Dataset rows about figures
····················

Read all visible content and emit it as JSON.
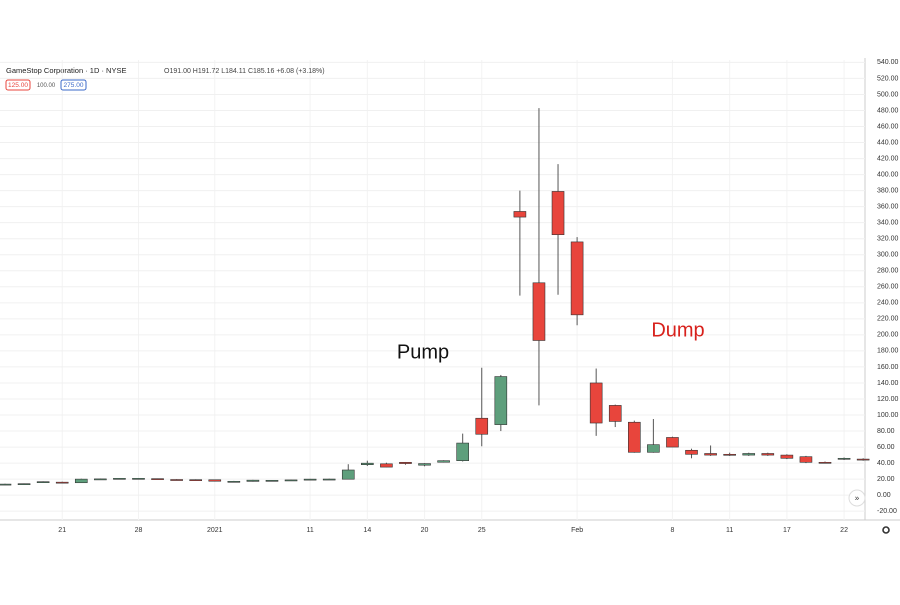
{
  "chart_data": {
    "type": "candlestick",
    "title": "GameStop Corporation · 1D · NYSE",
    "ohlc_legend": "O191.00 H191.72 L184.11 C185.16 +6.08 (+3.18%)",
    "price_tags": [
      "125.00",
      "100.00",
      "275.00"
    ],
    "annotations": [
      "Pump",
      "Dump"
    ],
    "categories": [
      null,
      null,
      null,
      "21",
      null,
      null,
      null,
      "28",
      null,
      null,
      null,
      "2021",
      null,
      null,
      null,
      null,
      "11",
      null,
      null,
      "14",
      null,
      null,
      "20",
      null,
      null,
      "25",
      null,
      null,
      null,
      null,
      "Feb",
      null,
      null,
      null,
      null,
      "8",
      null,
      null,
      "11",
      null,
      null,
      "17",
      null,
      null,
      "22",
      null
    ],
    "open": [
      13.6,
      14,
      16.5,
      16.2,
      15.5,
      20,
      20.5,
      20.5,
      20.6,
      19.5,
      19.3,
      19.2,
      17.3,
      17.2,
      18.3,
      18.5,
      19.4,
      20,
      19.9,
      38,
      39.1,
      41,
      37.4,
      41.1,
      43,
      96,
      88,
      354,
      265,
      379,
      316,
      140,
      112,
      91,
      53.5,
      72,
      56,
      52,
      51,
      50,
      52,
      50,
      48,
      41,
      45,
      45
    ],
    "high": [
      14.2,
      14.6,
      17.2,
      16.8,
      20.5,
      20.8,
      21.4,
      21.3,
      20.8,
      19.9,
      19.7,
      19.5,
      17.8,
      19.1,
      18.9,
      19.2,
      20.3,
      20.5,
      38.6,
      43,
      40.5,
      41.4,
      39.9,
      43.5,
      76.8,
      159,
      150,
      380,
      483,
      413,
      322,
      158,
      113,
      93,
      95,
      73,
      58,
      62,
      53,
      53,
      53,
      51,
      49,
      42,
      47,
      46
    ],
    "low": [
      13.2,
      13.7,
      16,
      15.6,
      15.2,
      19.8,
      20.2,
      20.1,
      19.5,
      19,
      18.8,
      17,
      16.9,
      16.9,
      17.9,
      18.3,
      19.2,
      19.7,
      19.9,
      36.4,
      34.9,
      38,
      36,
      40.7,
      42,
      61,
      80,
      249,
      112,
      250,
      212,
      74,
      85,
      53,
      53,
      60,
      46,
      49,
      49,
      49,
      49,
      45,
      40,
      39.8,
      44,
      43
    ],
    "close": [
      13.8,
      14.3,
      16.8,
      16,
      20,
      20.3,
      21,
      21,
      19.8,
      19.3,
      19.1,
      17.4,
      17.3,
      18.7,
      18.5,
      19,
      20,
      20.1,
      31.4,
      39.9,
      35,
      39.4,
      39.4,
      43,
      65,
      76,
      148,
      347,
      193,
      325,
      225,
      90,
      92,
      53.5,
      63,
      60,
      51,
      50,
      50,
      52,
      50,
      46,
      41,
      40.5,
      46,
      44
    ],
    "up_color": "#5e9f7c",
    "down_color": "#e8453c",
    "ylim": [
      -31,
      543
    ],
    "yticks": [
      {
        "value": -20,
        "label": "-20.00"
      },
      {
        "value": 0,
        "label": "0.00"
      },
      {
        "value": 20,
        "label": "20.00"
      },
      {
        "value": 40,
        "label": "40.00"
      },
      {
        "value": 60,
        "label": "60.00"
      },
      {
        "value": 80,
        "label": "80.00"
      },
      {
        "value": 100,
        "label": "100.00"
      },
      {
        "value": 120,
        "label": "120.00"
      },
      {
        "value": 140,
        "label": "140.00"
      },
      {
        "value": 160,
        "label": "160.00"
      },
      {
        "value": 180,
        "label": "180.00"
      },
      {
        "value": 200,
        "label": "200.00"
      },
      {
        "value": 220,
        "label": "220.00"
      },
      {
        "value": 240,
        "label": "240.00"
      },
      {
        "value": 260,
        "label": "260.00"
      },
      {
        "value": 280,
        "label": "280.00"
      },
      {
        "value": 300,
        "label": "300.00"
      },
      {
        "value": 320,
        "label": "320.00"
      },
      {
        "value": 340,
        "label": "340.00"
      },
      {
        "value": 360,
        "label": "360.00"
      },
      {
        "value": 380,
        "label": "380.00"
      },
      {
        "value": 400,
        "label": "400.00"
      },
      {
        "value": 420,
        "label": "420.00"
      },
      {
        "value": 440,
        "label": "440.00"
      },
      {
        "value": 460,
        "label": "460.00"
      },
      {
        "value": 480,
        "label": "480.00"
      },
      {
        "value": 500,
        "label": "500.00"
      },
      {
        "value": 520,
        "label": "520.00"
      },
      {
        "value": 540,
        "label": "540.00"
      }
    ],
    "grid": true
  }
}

····················

» The task
Copy the material above exactly and drop the pictures.

» Finished task
Read all visible content and emit it as JSON.
{
  "chart_data": {
    "type": "candlestick",
    "title": "GameStop Corporation · 1D · NYSE",
    "ohlc_legend": "O191.00 H191.72 L184.11 C185.16 +6.08 (+3.18%)",
    "price_tags": [
      "125.00",
      "100.00",
      "275.00"
    ],
    "annotations": [
      "Pump",
      "Dump"
    ],
    "categories": [
      null,
      null,
      null,
      "21",
      null,
      null,
      null,
      "28",
      null,
      null,
      null,
      "2021",
      null,
      null,
      null,
      null,
      "11",
      null,
      null,
      "14",
      null,
      null,
      "20",
      null,
      null,
      "25",
      null,
      null,
      null,
      null,
      "Feb",
      null,
      null,
      null,
      null,
      "8",
      null,
      null,
      "11",
      null,
      null,
      "17",
      null,
      null,
      "22",
      null
    ],
    "open": [
      13.6,
      14,
      16.5,
      16.2,
      15.5,
      20,
      20.5,
      20.5,
      20.6,
      19.5,
      19.3,
      19.2,
      17.3,
      17.2,
      18.3,
      18.5,
      19.4,
      20,
      19.9,
      38,
      39.1,
      41,
      37.4,
      41.1,
      43,
      96,
      88,
      354,
      265,
      379,
      316,
      140,
      112,
      91,
      53.5,
      72,
      56,
      52,
      51,
      50,
      52,
      50,
      48,
      41,
      45,
      45
    ],
    "high": [
      14.2,
      14.6,
      17.2,
      16.8,
      20.5,
      20.8,
      21.4,
      21.3,
      20.8,
      19.9,
      19.7,
      19.5,
      17.8,
      19.1,
      18.9,
      19.2,
      20.3,
      20.5,
      38.6,
      43,
      40.5,
      41.4,
      39.9,
      43.5,
      76.8,
      159,
      150,
      380,
      483,
      413,
      322,
      158,
      113,
      93,
      95,
      73,
      58,
      62,
      53,
      53,
      53,
      51,
      49,
      42,
      47,
      46
    ],
    "low": [
      13.2,
      13.7,
      16,
      15.6,
      15.2,
      19.8,
      20.2,
      20.1,
      19.5,
      19,
      18.8,
      17,
      16.9,
      16.9,
      17.9,
      18.3,
      19.2,
      19.7,
      19.9,
      36.4,
      34.9,
      38,
      36,
      40.7,
      42,
      61,
      80,
      249,
      112,
      250,
      212,
      74,
      85,
      53,
      53,
      60,
      46,
      49,
      49,
      49,
      49,
      45,
      40,
      39.8,
      44,
      43
    ],
    "close": [
      13.8,
      14.3,
      16.8,
      16,
      20,
      20.3,
      21,
      21,
      19.8,
      19.3,
      19.1,
      17.4,
      17.3,
      18.7,
      18.5,
      19,
      20,
      20.1,
      31.4,
      39.9,
      35,
      39.4,
      39.4,
      43,
      65,
      76,
      148,
      347,
      193,
      325,
      225,
      90,
      92,
      53.5,
      63,
      60,
      51,
      50,
      50,
      52,
      50,
      46,
      41,
      40.5,
      46,
      44
    ],
    "up_color": "#5e9f7c",
    "down_color": "#e8453c",
    "ylim": [
      -31,
      543
    ],
    "yticks": [
      {
        "value": -20,
        "label": "-20.00"
      },
      {
        "value": 0,
        "label": "0.00"
      },
      {
        "value": 20,
        "label": "20.00"
      },
      {
        "value": 40,
        "label": "40.00"
      },
      {
        "value": 60,
        "label": "60.00"
      },
      {
        "value": 80,
        "label": "80.00"
      },
      {
        "value": 100,
        "label": "100.00"
      },
      {
        "value": 120,
        "label": "120.00"
      },
      {
        "value": 140,
        "label": "140.00"
      },
      {
        "value": 160,
        "label": "160.00"
      },
      {
        "value": 180,
        "label": "180.00"
      },
      {
        "value": 200,
        "label": "200.00"
      },
      {
        "value": 220,
        "label": "220.00"
      },
      {
        "value": 240,
        "label": "240.00"
      },
      {
        "value": 260,
        "label": "260.00"
      },
      {
        "value": 280,
        "label": "280.00"
      },
      {
        "value": 300,
        "label": "300.00"
      },
      {
        "value": 320,
        "label": "320.00"
      },
      {
        "value": 340,
        "label": "340.00"
      },
      {
        "value": 360,
        "label": "360.00"
      },
      {
        "value": 380,
        "label": "380.00"
      },
      {
        "value": 400,
        "label": "400.00"
      },
      {
        "value": 420,
        "label": "420.00"
      },
      {
        "value": 440,
        "label": "440.00"
      },
      {
        "value": 460,
        "label": "460.00"
      },
      {
        "value": 480,
        "label": "480.00"
      },
      {
        "value": 500,
        "label": "500.00"
      },
      {
        "value": 520,
        "label": "520.00"
      },
      {
        "value": 540,
        "label": "540.00"
      }
    ],
    "grid": true
  }
}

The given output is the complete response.